**What is asked**
Retype the data that follows line by line, exactly, and leave its pictures out.

* Start *

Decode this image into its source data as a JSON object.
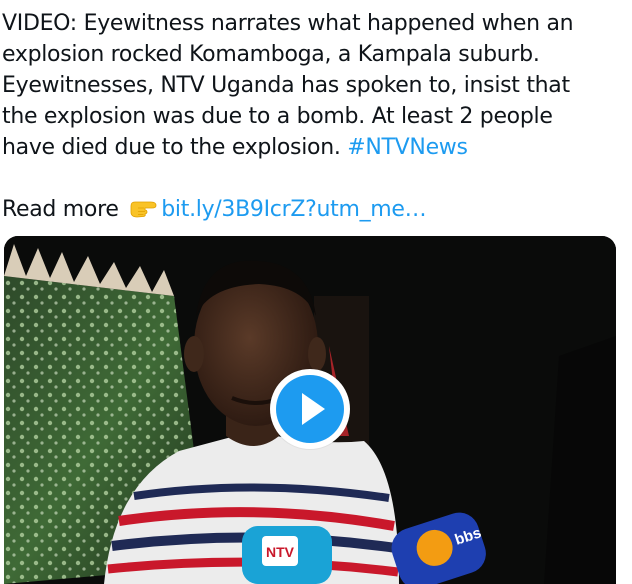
{
  "tweet": {
    "lines": [
      "VIDEO: Eyewitness narrates what happened when an",
      "explosion rocked Komamboga, a Kampala suburb.",
      "Eyewitnesses, NTV Uganda has spoken to, insist that",
      "the explosion was due to a bomb. At least 2 people",
      "have died due to the explosion. "
    ],
    "hashtag": "#NTVNews",
    "read_more_label": "Read more ",
    "link_text": "bit.ly/3B9IcrZ?utm_me…",
    "emoji": "backhand-index-pointing-right-icon"
  },
  "media": {
    "mic_ntv_label": "NTV",
    "mic_bbs_label": "bbs",
    "play_icon": "play-icon"
  },
  "colors": {
    "link": "#1d9bf0",
    "text": "#0f1419",
    "play_circle": "#1d9bf0"
  }
}
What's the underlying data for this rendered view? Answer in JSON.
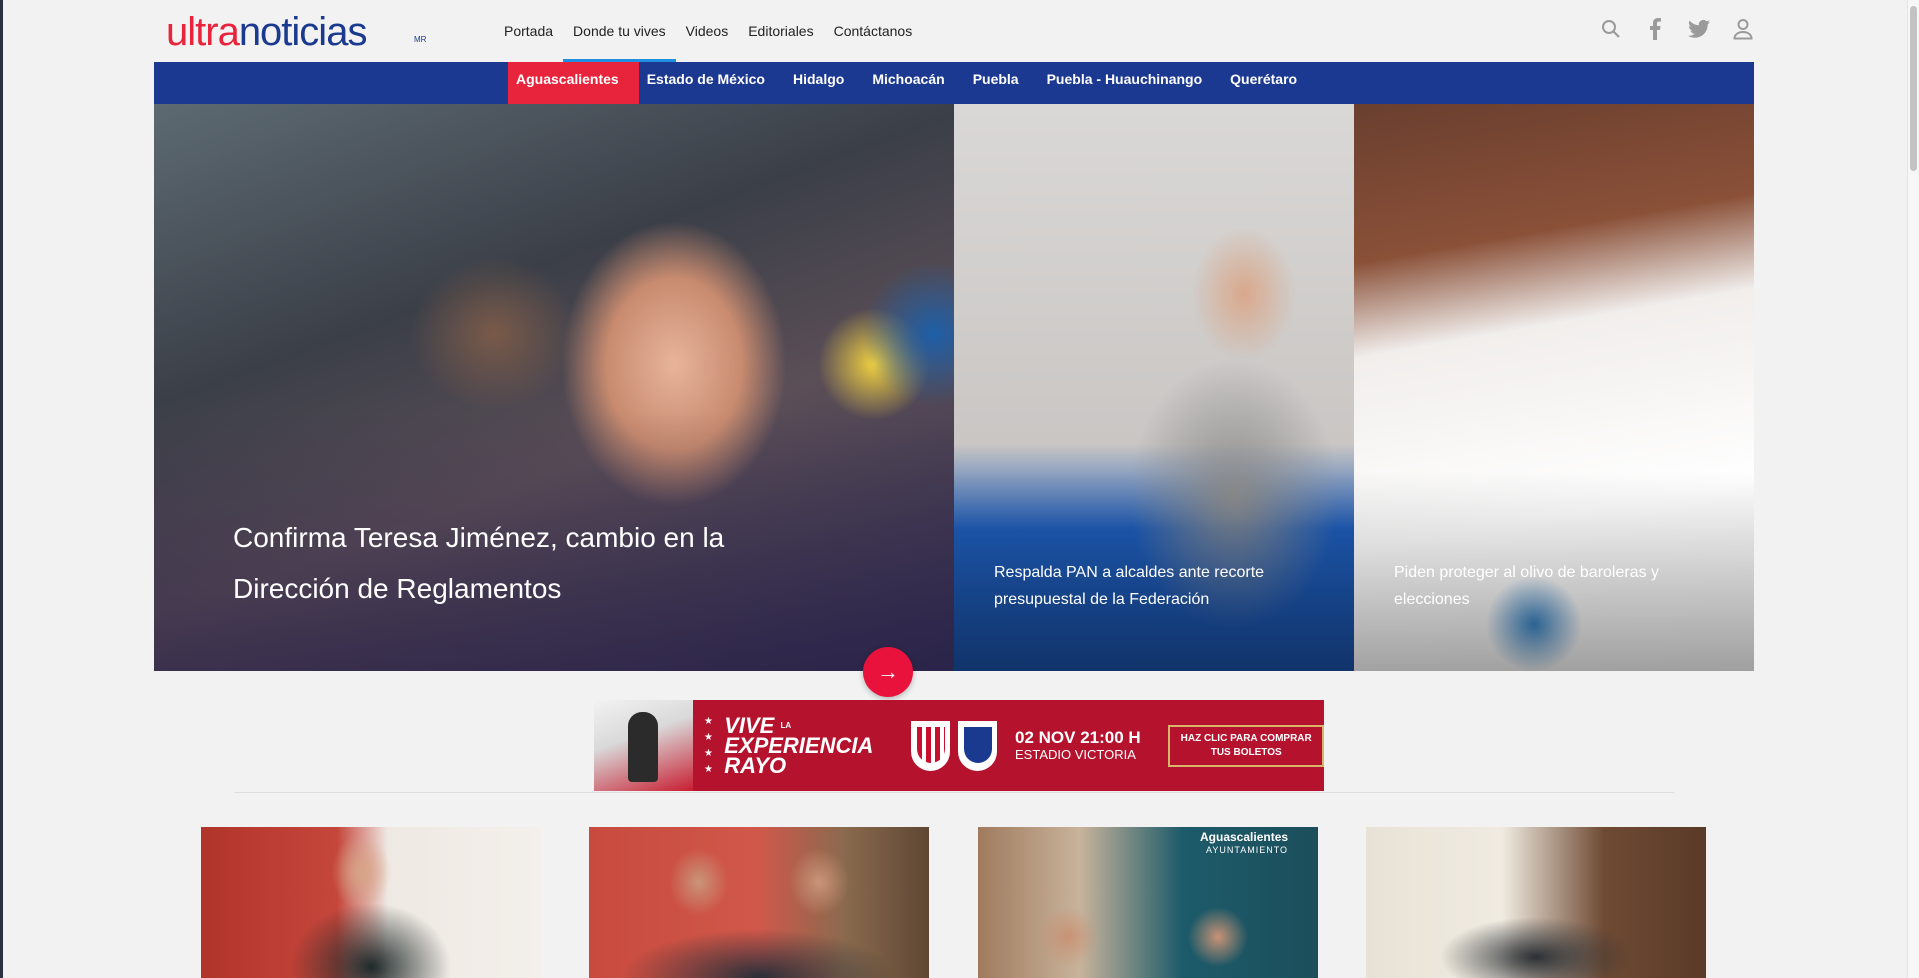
{
  "brand": {
    "logo_part1": "ultra",
    "logo_part2": "noticias",
    "logo_mark": "MR",
    "accent": "#e8243c",
    "navy": "#1c3992"
  },
  "topnav": {
    "items": [
      {
        "label": "Portada"
      },
      {
        "label": "Donde tu vives",
        "active": true
      },
      {
        "label": "Videos"
      },
      {
        "label": "Editoriales"
      },
      {
        "label": "Contáctanos"
      }
    ]
  },
  "header_icons": [
    "search-icon",
    "facebook-icon",
    "twitter-icon",
    "user-icon"
  ],
  "regions": {
    "items": [
      {
        "label": "Aguascalientes",
        "active": true
      },
      {
        "label": "Estado de México"
      },
      {
        "label": "Hidalgo"
      },
      {
        "label": "Michoacán"
      },
      {
        "label": "Puebla"
      },
      {
        "label": "Puebla - Huauchinango"
      },
      {
        "label": "Querétaro"
      }
    ]
  },
  "hero": {
    "main_title": "Confirma Teresa Jiménez, cambio en la Dirección de Reglamentos",
    "side": [
      {
        "title": "Respalda PAN a alcaldes ante recorte presupuestal de la Federación"
      },
      {
        "title": "Piden proteger al olivo de baroleras y elecciones"
      }
    ]
  },
  "banner": {
    "vive_small": "LA",
    "vive": "VIVE",
    "line2": "EXPERIENCIA",
    "line3": "RAYO",
    "date": "02 NOV 21:00 H",
    "venue": "ESTADIO VICTORIA",
    "cta": "HAZ CLIC PARA COMPRAR TUS BOLETOS"
  },
  "thumbs": {
    "t3_logo": "Aguascalientes",
    "t3_sub": "AYUNTAMIENTO"
  }
}
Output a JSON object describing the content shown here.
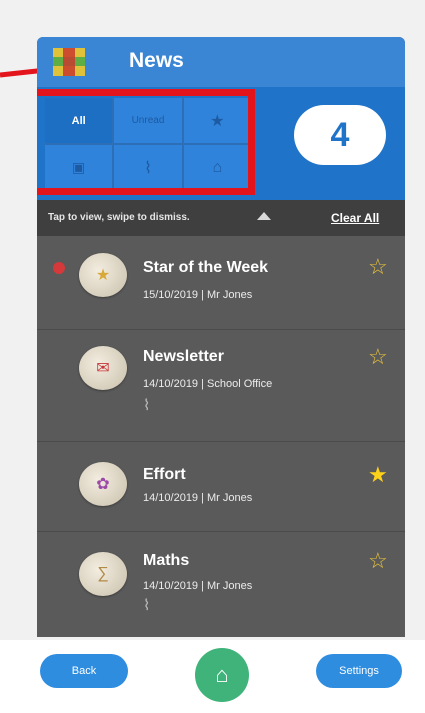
{
  "header": {
    "title": "News"
  },
  "filters": {
    "cells": [
      {
        "label": "All",
        "icon": "",
        "active": true
      },
      {
        "label": "Unread",
        "icon": "",
        "active": false
      },
      {
        "label": "",
        "icon": "★",
        "active": false
      },
      {
        "label": "",
        "icon": "▣",
        "active": false
      },
      {
        "label": "",
        "icon": "⌇",
        "active": false
      },
      {
        "label": "",
        "icon": "⌂",
        "active": false
      }
    ]
  },
  "badge": {
    "count": "4"
  },
  "toolbar": {
    "hint": "Tap to view, swipe to dismiss.",
    "clear_all": "Clear All"
  },
  "items": [
    {
      "title": "Star of the Week",
      "meta": "15/10/2019 | Mr Jones",
      "starred": false,
      "unread": true,
      "attachment": false,
      "avatar_icon": "★"
    },
    {
      "title": "Newsletter",
      "meta": "14/10/2019 | School Office",
      "starred": false,
      "unread": false,
      "attachment": true,
      "avatar_icon": "✉"
    },
    {
      "title": "Effort",
      "meta": "14/10/2019 | Mr Jones",
      "starred": true,
      "unread": false,
      "attachment": false,
      "avatar_icon": "✿"
    },
    {
      "title": "Maths",
      "meta": "14/10/2019 | Mr Jones",
      "starred": false,
      "unread": false,
      "attachment": true,
      "avatar_icon": "∑"
    }
  ],
  "bottom": {
    "back": "Back",
    "settings": "Settings",
    "home_icon": "⌂"
  },
  "colors": {
    "brand": "#3a86d4",
    "accent_red": "#e4141c",
    "home_green": "#3fb37a",
    "star": "#ffd11a"
  }
}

* End *

**Response to this task**
Decode this image into its source data as a JSON object.
{
  "tweet": {
    "lines": [
      "VIDEO: Eyewitness narrates what happened when an",
      "explosion rocked Komamboga, a Kampala suburb.",
      "Eyewitnesses, NTV Uganda has spoken to, insist that",
      "the explosion was due to a bomb. At least 2 people",
      "have died due to the explosion. "
    ],
    "hashtag": "#NTVNews",
    "read_more_label": "Read more ",
    "link_text": "bit.ly/3B9IcrZ?utm_me…",
    "emoji": "backhand-index-pointing-right-icon"
  },
  "media": {
    "mic_ntv_label": "NTV",
    "mic_bbs_label": "bbs",
    "play_icon": "play-icon"
  },
  "colors": {
    "link": "#1d9bf0",
    "text": "#0f1419",
    "play_circle": "#1d9bf0"
  }
}
What's the underlying data for this rendered view? Answer in JSON.
{
  "brand": {
    "logo_part1": "ultra",
    "logo_part2": "noticias",
    "logo_mark": "MR",
    "accent": "#e8243c",
    "navy": "#1c3992"
  },
  "topnav": {
    "items": [
      {
        "label": "Portada"
      },
      {
        "label": "Donde tu vives",
        "active": true
      },
      {
        "label": "Videos"
      },
      {
        "label": "Editoriales"
      },
      {
        "label": "Contáctanos"
      }
    ]
  },
  "header_icons": [
    "search-icon",
    "facebook-icon",
    "twitter-icon",
    "user-icon"
  ],
  "regions": {
    "items": [
      {
        "label": "Aguascalientes",
        "active": true
      },
      {
        "label": "Estado de México"
      },
      {
        "label": "Hidalgo"
      },
      {
        "label": "Michoacán"
      },
      {
        "label": "Puebla"
      },
      {
        "label": "Puebla - Huauchinango"
      },
      {
        "label": "Querétaro"
      }
    ]
  },
  "hero": {
    "main_title": "Confirma Teresa Jiménez, cambio en la Dirección de Reglamentos",
    "side": [
      {
        "title": "Respalda PAN a alcaldes ante recorte presupuestal de la Federación"
      },
      {
        "title": "Piden proteger al olivo de baroleras y elecciones"
      }
    ]
  },
  "banner": {
    "vive_small": "LA",
    "vive": "VIVE",
    "line2": "EXPERIENCIA",
    "line3": "RAYO",
    "date": "02 NOV 21:00 H",
    "venue": "ESTADIO VICTORIA",
    "cta": "HAZ CLIC PARA COMPRAR TUS BOLETOS"
  },
  "thumbs": {
    "t3_logo": "Aguascalientes",
    "t3_sub": "AYUNTAMIENTO"
  }
}
Output a JSON object describing the content shown here.
{
  "header": {
    "title": "News"
  },
  "filters": {
    "cells": [
      {
        "label": "All",
        "icon": "",
        "active": true
      },
      {
        "label": "Unread",
        "icon": "",
        "active": false
      },
      {
        "label": "",
        "icon": "★",
        "active": false
      },
      {
        "label": "",
        "icon": "▣",
        "active": false
      },
      {
        "label": "",
        "icon": "⌇",
        "active": false
      },
      {
        "label": "",
        "icon": "⌂",
        "active": false
      }
    ]
  },
  "badge": {
    "count": "4"
  },
  "toolbar": {
    "hint": "Tap to view, swipe to dismiss.",
    "clear_all": "Clear All"
  },
  "items": [
    {
      "title": "Star of the Week",
      "meta": "15/10/2019 | Mr Jones",
      "starred": false,
      "unread": true,
      "attachment": false,
      "avatar_icon": "★"
    },
    {
      "title": "Newsletter",
      "meta": "14/10/2019 | School Office",
      "starred": false,
      "unread": false,
      "attachment": true,
      "avatar_icon": "✉"
    },
    {
      "title": "Effort",
      "meta": "14/10/2019 | Mr Jones",
      "starred": true,
      "unread": false,
      "attachment": false,
      "avatar_icon": "✿"
    },
    {
      "title": "Maths",
      "meta": "14/10/2019 | Mr Jones",
      "starred": false,
      "unread": false,
      "attachment": true,
      "avatar_icon": "∑"
    }
  ],
  "bottom": {
    "back": "Back",
    "settings": "Settings",
    "home_icon": "⌂"
  },
  "colors": {
    "brand": "#3a86d4",
    "accent_red": "#e4141c",
    "home_green": "#3fb37a",
    "star": "#ffd11a"
  }
}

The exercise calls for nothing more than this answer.